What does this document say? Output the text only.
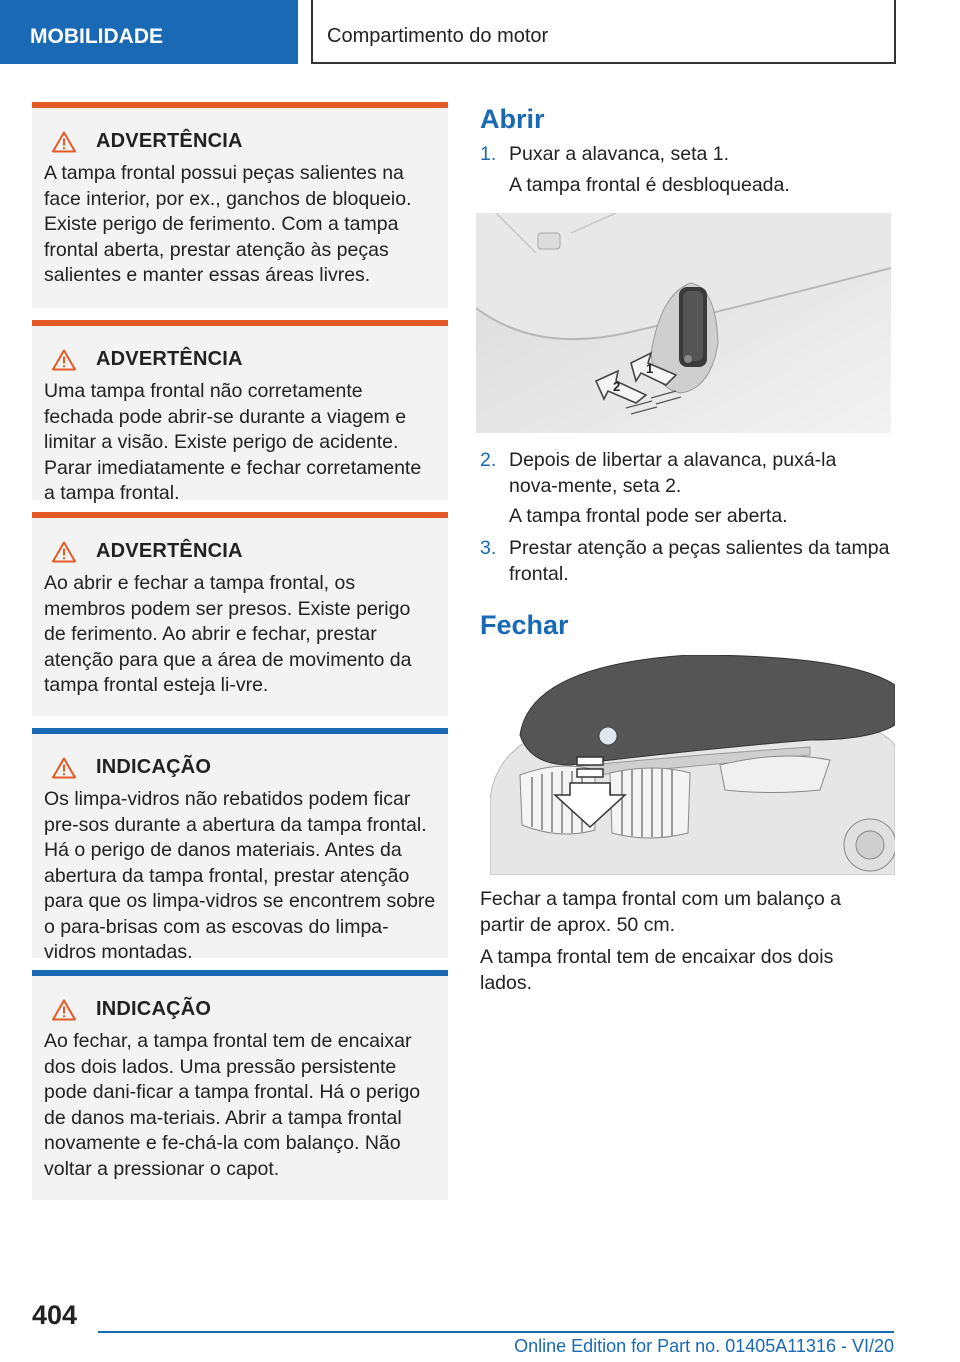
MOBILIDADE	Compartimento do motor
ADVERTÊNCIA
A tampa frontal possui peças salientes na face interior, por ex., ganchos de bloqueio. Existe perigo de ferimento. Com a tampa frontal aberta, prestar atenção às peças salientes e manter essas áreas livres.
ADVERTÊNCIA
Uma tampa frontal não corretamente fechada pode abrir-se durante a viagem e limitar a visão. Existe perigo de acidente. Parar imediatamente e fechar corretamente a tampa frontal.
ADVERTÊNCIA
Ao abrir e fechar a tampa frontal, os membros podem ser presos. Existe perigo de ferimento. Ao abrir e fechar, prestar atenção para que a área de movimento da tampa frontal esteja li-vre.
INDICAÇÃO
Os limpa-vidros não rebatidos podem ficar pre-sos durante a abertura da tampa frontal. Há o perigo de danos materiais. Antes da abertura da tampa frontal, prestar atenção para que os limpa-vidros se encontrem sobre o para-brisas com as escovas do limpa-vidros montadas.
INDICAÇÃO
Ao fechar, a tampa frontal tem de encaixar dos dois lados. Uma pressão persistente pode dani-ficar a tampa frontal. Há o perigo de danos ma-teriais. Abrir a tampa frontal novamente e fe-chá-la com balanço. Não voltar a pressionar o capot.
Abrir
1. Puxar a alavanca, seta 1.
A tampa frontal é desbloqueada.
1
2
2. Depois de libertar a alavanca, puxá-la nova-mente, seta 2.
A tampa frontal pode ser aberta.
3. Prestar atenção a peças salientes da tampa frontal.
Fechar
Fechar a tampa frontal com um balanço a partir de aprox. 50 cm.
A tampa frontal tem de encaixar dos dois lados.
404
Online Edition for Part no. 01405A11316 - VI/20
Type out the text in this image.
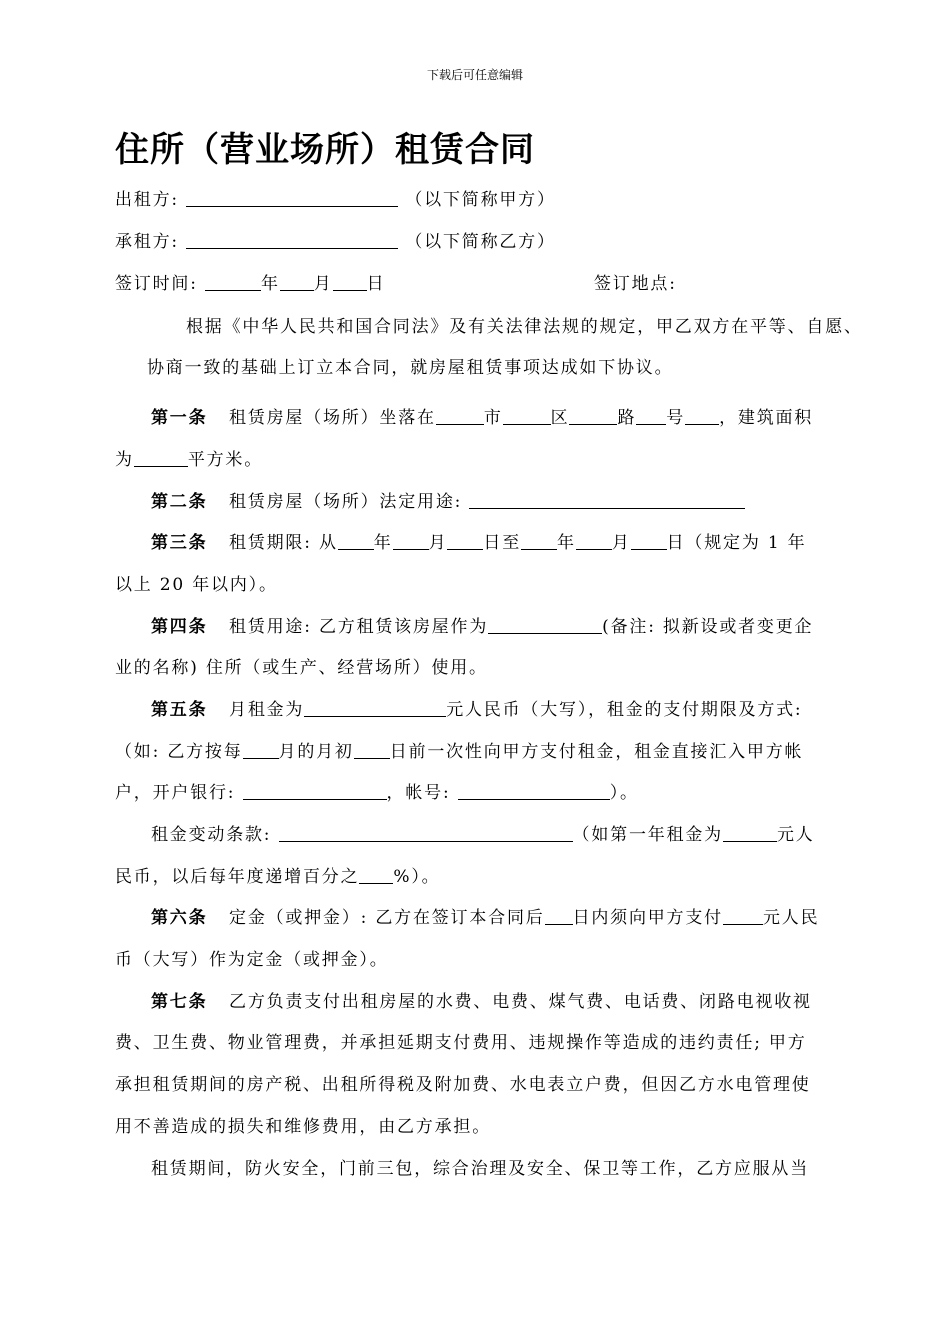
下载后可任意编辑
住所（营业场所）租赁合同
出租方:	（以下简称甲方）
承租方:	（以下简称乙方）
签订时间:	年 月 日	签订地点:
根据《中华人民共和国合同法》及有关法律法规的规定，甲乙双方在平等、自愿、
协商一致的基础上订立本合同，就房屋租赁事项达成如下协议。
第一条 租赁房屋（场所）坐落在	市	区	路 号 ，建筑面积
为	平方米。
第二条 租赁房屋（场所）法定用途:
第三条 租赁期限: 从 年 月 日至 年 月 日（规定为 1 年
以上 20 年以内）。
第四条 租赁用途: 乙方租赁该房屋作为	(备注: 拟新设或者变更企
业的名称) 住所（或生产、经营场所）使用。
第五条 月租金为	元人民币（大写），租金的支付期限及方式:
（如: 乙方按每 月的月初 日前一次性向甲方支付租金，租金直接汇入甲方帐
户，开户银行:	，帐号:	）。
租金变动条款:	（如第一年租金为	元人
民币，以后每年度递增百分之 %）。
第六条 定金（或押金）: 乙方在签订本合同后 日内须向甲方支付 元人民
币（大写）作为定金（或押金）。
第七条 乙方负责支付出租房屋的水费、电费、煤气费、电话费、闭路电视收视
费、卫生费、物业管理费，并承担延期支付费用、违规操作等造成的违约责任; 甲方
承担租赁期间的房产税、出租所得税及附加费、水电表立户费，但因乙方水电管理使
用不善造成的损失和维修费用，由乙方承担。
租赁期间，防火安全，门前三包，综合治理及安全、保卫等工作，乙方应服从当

» Task to carry out
Make an exact copy of the data, leaving its pictures out.

» Worked answer
What does this document say? Output the text only.
MOBILIDADE	Compartimento do motor
ADVERTÊNCIA
A tampa frontal possui peças salientes na face interior, por ex., ganchos de bloqueio. Existe perigo de ferimento. Com a tampa frontal aberta, prestar atenção às peças salientes e manter essas áreas livres.
ADVERTÊNCIA
Uma tampa frontal não corretamente fechada pode abrir-se durante a viagem e limitar a visão. Existe perigo de acidente. Parar imediatamente e fechar corretamente a tampa frontal.
ADVERTÊNCIA
Ao abrir e fechar a tampa frontal, os membros podem ser presos. Existe perigo de ferimento. Ao abrir e fechar, prestar atenção para que a área de movimento da tampa frontal esteja li-vre.
INDICAÇÃO
Os limpa-vidros não rebatidos podem ficar pre-sos durante a abertura da tampa frontal. Há o perigo de danos materiais. Antes da abertura da tampa frontal, prestar atenção para que os limpa-vidros se encontrem sobre o para-brisas com as escovas do limpa-vidros montadas.
INDICAÇÃO
Ao fechar, a tampa frontal tem de encaixar dos dois lados. Uma pressão persistente pode dani-ficar a tampa frontal. Há o perigo de danos ma-teriais. Abrir a tampa frontal novamente e fe-chá-la com balanço. Não voltar a pressionar o capot.
Abrir
1. Puxar a alavanca, seta 1.
A tampa frontal é desbloqueada.
1
2
2. Depois de libertar a alavanca, puxá-la nova-mente, seta 2.
A tampa frontal pode ser aberta.
3. Prestar atenção a peças salientes da tampa frontal.
Fechar
Fechar a tampa frontal com um balanço a partir de aprox. 50 cm.
A tampa frontal tem de encaixar dos dois lados.
404
Online Edition for Part no. 01405A11316 - VI/20
Type out the text in this image.
下载后可任意编辑
住所（营业场所）租赁合同
出租方:	（以下简称甲方）
承租方:	（以下简称乙方）
签订时间:	年 月 日	签订地点:
根据《中华人民共和国合同法》及有关法律法规的规定，甲乙双方在平等、自愿、
协商一致的基础上订立本合同，就房屋租赁事项达成如下协议。
第一条 租赁房屋（场所）坐落在	市	区	路 号 ，建筑面积
为	平方米。
第二条 租赁房屋（场所）法定用途:
第三条 租赁期限: 从 年 月 日至 年 月 日（规定为 1 年
以上 20 年以内）。
第四条 租赁用途: 乙方租赁该房屋作为	(备注: 拟新设或者变更企
业的名称) 住所（或生产、经营场所）使用。
第五条 月租金为	元人民币（大写），租金的支付期限及方式:
（如: 乙方按每 月的月初 日前一次性向甲方支付租金，租金直接汇入甲方帐
户，开户银行:	，帐号:	）。
租金变动条款:	（如第一年租金为	元人
民币，以后每年度递增百分之 %）。
第六条 定金（或押金）: 乙方在签订本合同后 日内须向甲方支付 元人民
币（大写）作为定金（或押金）。
第七条 乙方负责支付出租房屋的水费、电费、煤气费、电话费、闭路电视收视
费、卫生费、物业管理费，并承担延期支付费用、违规操作等造成的违约责任; 甲方
承担租赁期间的房产税、出租所得税及附加费、水电表立户费，但因乙方水电管理使
用不善造成的损失和维修费用，由乙方承担。
租赁期间，防火安全，门前三包，综合治理及安全、保卫等工作，乙方应服从当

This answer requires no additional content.